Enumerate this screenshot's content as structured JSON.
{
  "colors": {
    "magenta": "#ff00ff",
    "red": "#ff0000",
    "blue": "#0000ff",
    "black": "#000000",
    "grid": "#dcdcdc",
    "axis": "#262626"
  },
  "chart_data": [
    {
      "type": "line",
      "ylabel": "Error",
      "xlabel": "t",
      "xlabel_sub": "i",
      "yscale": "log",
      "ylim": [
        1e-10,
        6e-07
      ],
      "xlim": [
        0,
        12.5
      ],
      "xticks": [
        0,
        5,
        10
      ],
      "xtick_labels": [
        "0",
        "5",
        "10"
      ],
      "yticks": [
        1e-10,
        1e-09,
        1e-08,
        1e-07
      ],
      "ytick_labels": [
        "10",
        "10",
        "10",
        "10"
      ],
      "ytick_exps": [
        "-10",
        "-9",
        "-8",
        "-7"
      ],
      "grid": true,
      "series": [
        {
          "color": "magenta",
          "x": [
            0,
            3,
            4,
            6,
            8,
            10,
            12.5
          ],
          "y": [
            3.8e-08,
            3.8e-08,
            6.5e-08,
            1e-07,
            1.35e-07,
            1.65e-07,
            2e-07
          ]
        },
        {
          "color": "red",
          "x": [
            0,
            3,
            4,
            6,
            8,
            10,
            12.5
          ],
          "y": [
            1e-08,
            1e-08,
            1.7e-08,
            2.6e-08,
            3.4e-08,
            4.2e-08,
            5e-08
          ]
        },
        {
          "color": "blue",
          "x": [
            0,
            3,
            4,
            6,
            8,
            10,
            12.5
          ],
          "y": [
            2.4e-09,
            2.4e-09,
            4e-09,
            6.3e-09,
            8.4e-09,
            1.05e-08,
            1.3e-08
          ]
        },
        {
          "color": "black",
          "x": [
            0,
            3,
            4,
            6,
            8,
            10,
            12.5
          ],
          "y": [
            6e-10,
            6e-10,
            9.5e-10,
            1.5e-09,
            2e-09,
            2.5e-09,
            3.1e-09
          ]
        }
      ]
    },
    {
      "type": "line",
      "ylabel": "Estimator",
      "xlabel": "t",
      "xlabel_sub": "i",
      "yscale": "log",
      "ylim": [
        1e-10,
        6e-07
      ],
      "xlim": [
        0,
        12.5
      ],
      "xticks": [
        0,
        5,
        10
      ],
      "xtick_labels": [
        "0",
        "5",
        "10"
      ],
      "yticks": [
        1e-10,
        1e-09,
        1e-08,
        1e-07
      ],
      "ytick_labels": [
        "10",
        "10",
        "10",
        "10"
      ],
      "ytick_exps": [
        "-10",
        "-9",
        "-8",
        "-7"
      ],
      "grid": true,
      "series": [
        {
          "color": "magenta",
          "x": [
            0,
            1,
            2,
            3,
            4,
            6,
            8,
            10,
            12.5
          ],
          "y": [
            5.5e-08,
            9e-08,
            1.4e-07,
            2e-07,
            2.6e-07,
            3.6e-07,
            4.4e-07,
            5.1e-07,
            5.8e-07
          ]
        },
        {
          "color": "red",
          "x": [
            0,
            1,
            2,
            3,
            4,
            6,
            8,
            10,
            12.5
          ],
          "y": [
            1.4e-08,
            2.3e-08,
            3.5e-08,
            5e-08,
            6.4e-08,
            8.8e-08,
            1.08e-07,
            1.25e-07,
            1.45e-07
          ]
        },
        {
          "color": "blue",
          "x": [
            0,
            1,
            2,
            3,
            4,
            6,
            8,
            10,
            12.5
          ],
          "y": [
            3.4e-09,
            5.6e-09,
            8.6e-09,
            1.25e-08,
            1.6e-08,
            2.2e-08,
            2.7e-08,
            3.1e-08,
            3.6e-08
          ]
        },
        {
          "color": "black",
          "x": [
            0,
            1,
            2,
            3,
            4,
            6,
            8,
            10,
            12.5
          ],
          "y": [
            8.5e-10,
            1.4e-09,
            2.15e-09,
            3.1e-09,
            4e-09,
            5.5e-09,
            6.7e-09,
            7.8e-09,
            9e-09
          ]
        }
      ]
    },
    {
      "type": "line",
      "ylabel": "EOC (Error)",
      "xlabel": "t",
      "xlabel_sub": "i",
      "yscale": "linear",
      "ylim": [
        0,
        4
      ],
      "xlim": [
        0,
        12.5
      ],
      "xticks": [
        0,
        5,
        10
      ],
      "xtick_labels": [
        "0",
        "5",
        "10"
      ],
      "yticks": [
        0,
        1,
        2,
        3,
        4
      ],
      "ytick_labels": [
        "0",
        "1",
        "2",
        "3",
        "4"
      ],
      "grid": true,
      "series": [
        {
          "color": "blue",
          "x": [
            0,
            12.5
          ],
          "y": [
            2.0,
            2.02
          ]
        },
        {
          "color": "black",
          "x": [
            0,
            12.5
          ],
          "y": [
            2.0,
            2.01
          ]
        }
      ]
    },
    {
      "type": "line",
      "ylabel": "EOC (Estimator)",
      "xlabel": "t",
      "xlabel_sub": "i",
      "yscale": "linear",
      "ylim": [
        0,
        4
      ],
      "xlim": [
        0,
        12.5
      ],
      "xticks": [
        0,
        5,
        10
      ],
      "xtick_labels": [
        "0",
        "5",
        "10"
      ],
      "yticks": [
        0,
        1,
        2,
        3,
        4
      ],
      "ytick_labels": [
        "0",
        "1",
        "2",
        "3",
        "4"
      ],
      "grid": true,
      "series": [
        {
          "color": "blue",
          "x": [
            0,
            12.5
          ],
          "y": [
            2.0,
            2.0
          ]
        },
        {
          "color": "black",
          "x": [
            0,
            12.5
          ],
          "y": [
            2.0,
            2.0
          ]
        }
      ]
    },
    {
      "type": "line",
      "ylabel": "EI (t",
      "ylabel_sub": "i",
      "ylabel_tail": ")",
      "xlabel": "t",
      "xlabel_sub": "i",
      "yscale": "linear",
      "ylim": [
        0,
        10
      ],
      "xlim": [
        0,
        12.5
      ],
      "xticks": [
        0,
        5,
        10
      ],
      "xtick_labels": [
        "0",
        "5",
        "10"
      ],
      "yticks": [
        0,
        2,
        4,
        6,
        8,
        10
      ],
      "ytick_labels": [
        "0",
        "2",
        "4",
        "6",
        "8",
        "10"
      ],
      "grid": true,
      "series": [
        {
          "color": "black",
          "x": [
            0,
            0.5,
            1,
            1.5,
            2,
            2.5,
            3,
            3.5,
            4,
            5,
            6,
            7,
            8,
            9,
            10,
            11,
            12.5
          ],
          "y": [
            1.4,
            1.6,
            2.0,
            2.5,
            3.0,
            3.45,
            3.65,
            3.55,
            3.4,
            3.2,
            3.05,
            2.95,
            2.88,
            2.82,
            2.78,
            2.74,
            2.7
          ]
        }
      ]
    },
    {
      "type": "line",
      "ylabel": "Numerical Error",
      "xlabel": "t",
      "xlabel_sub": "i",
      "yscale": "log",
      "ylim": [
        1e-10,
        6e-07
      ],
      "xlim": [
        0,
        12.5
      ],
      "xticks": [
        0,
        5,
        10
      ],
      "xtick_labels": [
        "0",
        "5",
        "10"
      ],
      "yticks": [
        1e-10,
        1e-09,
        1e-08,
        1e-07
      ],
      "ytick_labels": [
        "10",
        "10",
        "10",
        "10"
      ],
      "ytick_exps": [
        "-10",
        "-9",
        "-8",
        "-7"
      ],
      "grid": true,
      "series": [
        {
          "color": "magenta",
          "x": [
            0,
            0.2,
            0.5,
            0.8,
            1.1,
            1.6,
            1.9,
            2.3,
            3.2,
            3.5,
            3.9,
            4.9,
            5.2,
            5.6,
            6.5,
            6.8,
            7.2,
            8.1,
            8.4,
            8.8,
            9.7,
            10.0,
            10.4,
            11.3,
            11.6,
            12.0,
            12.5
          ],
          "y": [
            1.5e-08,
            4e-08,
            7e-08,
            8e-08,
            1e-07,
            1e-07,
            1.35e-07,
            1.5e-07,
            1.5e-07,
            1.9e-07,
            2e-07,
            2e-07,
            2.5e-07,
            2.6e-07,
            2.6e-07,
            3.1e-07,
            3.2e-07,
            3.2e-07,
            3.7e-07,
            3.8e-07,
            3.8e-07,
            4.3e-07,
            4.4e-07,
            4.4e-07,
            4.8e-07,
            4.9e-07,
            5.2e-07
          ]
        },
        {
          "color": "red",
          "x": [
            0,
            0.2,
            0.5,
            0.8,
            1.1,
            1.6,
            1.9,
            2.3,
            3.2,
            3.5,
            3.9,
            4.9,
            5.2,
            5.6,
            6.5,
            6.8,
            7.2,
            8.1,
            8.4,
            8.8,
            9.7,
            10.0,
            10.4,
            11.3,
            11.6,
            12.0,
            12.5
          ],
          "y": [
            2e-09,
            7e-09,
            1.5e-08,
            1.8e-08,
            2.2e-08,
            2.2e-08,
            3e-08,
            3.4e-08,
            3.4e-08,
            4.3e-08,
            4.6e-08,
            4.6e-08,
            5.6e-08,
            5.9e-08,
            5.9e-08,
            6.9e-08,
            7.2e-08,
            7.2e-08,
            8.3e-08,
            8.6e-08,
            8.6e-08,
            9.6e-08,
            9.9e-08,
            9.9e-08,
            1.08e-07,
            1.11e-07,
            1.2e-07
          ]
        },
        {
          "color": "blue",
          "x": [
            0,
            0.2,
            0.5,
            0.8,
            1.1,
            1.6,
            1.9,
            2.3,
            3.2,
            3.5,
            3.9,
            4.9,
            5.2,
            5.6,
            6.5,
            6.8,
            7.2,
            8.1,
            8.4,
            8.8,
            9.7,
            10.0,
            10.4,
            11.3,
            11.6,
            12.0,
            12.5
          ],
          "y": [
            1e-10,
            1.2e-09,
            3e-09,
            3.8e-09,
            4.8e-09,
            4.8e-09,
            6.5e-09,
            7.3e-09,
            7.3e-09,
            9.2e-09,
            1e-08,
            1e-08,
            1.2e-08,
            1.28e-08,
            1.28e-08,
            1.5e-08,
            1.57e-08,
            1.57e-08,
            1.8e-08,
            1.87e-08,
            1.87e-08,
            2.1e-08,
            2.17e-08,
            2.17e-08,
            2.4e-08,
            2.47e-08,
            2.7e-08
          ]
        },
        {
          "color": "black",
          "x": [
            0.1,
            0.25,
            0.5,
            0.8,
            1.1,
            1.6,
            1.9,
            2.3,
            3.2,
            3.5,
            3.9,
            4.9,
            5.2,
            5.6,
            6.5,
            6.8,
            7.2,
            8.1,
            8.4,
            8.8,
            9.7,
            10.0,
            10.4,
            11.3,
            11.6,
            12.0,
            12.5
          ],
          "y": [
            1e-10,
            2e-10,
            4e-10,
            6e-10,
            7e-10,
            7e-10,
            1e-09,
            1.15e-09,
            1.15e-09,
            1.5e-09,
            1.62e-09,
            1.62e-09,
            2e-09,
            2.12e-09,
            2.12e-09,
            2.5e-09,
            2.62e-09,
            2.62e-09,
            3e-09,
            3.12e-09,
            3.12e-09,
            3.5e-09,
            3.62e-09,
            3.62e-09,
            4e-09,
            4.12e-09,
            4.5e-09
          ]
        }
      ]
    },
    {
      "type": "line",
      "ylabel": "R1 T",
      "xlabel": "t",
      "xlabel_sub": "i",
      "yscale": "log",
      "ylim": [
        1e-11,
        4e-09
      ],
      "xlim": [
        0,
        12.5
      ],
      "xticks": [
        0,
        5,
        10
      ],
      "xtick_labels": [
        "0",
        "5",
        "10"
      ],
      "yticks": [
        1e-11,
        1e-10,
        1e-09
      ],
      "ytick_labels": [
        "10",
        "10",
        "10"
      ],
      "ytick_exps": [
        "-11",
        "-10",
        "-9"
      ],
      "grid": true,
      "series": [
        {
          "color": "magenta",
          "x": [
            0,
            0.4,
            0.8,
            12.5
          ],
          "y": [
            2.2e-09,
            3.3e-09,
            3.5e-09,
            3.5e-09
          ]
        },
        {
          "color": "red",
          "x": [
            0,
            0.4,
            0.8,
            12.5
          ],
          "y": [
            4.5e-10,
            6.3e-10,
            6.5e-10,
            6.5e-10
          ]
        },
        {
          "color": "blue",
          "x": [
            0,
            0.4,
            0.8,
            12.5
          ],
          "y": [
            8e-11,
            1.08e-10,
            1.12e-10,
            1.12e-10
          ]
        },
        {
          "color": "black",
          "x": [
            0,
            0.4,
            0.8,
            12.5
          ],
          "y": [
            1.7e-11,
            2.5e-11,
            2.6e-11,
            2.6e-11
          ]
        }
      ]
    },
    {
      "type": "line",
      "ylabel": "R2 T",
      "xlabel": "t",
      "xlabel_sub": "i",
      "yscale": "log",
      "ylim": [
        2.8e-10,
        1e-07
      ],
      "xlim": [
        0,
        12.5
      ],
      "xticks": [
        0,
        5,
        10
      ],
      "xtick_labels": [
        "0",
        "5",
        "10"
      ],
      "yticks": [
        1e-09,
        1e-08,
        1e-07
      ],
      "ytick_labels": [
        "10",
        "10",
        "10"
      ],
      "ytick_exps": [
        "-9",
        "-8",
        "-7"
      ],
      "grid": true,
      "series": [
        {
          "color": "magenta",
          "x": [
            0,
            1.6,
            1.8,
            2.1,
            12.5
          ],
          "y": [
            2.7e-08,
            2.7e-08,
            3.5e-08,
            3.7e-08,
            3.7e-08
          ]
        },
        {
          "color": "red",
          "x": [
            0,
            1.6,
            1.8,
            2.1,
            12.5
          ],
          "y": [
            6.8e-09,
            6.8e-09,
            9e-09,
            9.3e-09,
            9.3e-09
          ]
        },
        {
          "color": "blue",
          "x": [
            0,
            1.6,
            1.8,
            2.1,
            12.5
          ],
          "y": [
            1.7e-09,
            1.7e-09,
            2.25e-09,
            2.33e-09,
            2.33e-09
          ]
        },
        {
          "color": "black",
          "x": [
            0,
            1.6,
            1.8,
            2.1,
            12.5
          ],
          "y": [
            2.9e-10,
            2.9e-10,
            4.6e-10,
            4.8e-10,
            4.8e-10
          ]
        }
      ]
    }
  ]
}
-.-.-
** PROBLEM REQUIREMENTS **
Search the data for "Error". Copy every matching line.

** RESPONSE FOR THIS EXERCISE **
      "ylabel": "Error",
      "ylabel": "EOC (Error)",
      "ylabel": "Numerical Error",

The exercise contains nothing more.